TASK DIRECTIONS - Check each line of the listing below for the string "alueella", and give only how many lines hold it.

RECORD EXCERPTS -
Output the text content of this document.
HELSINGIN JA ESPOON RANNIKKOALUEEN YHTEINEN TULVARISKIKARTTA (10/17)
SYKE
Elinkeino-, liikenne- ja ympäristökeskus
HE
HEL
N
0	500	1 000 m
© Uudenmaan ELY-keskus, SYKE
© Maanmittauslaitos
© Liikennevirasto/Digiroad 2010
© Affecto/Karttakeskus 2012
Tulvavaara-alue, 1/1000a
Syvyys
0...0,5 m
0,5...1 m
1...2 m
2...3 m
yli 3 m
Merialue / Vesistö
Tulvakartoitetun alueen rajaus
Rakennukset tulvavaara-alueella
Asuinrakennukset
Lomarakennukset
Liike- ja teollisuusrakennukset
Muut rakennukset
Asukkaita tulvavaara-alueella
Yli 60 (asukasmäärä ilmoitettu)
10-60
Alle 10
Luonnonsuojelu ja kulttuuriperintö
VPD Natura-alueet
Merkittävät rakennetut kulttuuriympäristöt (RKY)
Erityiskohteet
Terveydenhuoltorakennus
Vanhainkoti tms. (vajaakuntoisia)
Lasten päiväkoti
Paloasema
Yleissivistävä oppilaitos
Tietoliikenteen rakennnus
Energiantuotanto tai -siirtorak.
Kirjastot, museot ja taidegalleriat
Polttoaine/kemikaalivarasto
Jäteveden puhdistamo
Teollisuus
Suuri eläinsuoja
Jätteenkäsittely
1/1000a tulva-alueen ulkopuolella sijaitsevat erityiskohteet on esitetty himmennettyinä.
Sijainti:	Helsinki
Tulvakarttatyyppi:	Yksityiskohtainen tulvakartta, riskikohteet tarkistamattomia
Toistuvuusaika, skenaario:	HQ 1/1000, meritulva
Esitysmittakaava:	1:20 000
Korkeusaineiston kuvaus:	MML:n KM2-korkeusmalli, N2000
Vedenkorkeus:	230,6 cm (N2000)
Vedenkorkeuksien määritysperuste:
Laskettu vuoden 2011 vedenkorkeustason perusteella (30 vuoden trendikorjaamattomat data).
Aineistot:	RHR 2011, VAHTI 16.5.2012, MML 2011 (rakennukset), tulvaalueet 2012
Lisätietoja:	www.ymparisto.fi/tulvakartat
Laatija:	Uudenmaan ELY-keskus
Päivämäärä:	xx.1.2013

CORRECT RESULT - 2